§ **Problem**
Copy out all lines where "scenario" appears.

§ **Input for this task**

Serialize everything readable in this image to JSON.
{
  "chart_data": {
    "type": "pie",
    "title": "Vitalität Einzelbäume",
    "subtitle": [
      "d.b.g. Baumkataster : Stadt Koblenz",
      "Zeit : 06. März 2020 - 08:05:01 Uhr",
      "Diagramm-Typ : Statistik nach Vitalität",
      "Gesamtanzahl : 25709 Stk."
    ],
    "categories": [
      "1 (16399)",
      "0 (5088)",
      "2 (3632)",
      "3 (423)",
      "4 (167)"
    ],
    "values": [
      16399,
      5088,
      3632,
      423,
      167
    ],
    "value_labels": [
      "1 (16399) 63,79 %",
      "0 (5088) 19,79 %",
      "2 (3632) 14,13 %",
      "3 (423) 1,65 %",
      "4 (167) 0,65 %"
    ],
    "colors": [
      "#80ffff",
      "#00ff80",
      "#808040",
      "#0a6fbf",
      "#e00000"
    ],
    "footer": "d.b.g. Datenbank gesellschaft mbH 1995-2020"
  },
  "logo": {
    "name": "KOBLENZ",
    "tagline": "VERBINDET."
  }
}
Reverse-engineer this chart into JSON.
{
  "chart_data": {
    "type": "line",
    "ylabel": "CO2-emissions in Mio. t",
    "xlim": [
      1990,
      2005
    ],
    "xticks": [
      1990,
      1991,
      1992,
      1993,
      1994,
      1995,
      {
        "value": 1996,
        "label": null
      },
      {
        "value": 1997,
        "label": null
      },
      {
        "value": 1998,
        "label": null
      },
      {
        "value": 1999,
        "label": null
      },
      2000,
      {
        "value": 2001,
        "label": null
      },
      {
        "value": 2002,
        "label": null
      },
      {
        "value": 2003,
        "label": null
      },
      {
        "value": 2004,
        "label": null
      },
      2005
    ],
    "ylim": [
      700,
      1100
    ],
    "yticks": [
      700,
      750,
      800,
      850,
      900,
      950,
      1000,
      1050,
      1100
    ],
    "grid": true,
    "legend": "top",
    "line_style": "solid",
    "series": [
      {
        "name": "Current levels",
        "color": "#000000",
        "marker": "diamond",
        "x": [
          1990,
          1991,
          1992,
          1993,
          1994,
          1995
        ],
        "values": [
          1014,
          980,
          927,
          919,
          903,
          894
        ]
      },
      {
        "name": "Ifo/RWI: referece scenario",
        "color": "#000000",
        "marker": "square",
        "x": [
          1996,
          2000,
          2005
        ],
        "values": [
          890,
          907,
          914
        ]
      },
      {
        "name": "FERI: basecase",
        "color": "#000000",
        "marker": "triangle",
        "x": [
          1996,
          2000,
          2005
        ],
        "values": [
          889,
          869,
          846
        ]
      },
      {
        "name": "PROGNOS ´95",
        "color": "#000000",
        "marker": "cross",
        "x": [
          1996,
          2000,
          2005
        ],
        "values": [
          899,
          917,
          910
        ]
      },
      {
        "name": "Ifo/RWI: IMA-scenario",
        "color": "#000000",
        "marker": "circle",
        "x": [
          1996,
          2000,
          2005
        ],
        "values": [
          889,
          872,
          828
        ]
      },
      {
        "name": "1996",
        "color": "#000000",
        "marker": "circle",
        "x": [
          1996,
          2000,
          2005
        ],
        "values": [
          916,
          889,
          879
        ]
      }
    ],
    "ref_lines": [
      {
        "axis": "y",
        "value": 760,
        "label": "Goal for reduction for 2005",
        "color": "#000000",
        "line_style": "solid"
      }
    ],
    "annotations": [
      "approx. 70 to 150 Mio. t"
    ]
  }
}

§ **Written reply**
        "name": "Ifo/RWI: referece scenario",
        "name": "Ifo/RWI: IMA-scenario",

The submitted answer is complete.